Problem statement: Write the material out again, line by line, exactly as it is.
[start Stored data]
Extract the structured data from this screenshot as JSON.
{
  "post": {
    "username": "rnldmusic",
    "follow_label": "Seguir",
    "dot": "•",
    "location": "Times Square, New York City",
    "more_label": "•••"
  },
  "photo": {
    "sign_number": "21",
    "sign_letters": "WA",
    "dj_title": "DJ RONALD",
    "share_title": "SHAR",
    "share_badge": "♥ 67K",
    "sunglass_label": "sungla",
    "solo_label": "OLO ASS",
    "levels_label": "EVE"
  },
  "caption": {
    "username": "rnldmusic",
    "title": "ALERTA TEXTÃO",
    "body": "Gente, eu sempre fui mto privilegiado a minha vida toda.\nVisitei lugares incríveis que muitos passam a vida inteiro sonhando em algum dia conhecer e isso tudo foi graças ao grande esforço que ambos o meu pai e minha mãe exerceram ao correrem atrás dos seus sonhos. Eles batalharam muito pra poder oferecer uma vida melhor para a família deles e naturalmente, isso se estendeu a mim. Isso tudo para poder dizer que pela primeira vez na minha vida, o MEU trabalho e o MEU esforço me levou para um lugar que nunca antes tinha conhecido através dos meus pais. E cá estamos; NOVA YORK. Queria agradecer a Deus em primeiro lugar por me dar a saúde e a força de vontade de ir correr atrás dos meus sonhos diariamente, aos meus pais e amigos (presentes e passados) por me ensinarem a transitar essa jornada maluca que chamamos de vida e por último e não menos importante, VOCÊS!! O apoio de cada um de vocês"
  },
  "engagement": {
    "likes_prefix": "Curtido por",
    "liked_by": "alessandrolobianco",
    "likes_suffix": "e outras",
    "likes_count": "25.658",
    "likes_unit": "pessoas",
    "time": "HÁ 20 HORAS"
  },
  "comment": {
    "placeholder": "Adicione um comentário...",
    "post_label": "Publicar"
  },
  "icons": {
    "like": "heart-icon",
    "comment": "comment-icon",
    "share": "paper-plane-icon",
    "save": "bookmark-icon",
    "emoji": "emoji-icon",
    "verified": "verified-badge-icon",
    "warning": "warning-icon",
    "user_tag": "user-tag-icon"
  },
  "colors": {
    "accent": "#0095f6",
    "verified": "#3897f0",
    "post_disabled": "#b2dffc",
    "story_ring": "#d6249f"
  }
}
[end Stored data]
Output of the task:
Extract the structured data from this screenshot as JSON.
{
  "post": {
    "username": "rnldmusic",
    "follow_label": "Seguir",
    "dot": "•",
    "location": "Times Square, New York City",
    "more_label": "•••"
  },
  "photo": {
    "sign_number": "21",
    "sign_letters": "WA",
    "dj_title": "DJ RONALD",
    "share_title": "SHAR",
    "share_badge": "♥ 67K",
    "sunglass_label": "sungla",
    "solo_label": "OLO ASS",
    "levels_label": "EVE"
  },
  "caption": {
    "username": "rnldmusic",
    "title": "ALERTA TEXTÃO",
    "body": "Gente, eu sempre fui mto privilegiado a minha vida toda.\nVisitei lugares incríveis que muitos passam a vida inteiro sonhando em algum dia conhecer e isso tudo foi graças ao grande esforço que ambos o meu pai e minha mãe exerceram ao correrem atrás dos seus sonhos. Eles batalharam muito pra poder oferecer uma vida melhor para a família deles e naturalmente, isso se estendeu a mim. Isso tudo para poder dizer que pela primeira vez na minha vida, o MEU trabalho e o MEU esforço me levou para um lugar que nunca antes tinha conhecido através dos meus pais. E cá estamos; NOVA YORK. Queria agradecer a Deus em primeiro lugar por me dar a saúde e a força de vontade de ir correr atrás dos meus sonhos diariamente, aos meus pais e amigos (presentes e passados) por me ensinarem a transitar essa jornada maluca que chamamos de vida e por último e não menos importante, VOCÊS!! O apoio de cada um de vocês"
  },
  "engagement": {
    "likes_prefix": "Curtido por",
    "liked_by": "alessandrolobianco",
    "likes_suffix": "e outras",
    "likes_count": "25.658",
    "likes_unit": "pessoas",
    "time": "HÁ 20 HORAS"
  },
  "comment": {
    "placeholder": "Adicione um comentário...",
    "post_label": "Publicar"
  },
  "icons": {
    "like": "heart-icon",
    "comment": "comment-icon",
    "share": "paper-plane-icon",
    "save": "bookmark-icon",
    "emoji": "emoji-icon",
    "verified": "verified-badge-icon",
    "warning": "warning-icon",
    "user_tag": "user-tag-icon"
  },
  "colors": {
    "accent": "#0095f6",
    "verified": "#3897f0",
    "post_disabled": "#b2dffc",
    "story_ring": "#d6249f"
  }
}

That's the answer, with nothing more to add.